**Data excerpts**
========================================================================

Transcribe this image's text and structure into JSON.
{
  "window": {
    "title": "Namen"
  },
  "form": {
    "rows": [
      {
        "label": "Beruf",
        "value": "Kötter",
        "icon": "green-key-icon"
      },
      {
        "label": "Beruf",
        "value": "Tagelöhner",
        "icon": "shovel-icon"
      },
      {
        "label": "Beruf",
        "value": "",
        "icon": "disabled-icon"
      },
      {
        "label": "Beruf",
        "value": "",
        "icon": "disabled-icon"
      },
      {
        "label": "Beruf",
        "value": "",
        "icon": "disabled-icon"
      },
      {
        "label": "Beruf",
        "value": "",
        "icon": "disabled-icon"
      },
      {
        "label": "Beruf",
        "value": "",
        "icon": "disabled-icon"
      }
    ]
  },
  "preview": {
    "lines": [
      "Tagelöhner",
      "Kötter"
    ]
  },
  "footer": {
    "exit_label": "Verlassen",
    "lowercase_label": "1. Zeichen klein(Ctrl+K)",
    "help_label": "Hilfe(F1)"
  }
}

========================================================================

**CHALLENGE**
Output the listing above word for word.

**TASK RESPONSE**
Transcribe this image's text and structure into JSON.
{
  "window": {
    "title": "Namen"
  },
  "form": {
    "rows": [
      {
        "label": "Beruf",
        "value": "Kötter",
        "icon": "green-key-icon"
      },
      {
        "label": "Beruf",
        "value": "Tagelöhner",
        "icon": "shovel-icon"
      },
      {
        "label": "Beruf",
        "value": "",
        "icon": "disabled-icon"
      },
      {
        "label": "Beruf",
        "value": "",
        "icon": "disabled-icon"
      },
      {
        "label": "Beruf",
        "value": "",
        "icon": "disabled-icon"
      },
      {
        "label": "Beruf",
        "value": "",
        "icon": "disabled-icon"
      },
      {
        "label": "Beruf",
        "value": "",
        "icon": "disabled-icon"
      }
    ]
  },
  "preview": {
    "lines": [
      "Tagelöhner",
      "Kötter"
    ]
  },
  "footer": {
    "exit_label": "Verlassen",
    "lowercase_label": "1. Zeichen klein(Ctrl+K)",
    "help_label": "Hilfe(F1)"
  }
}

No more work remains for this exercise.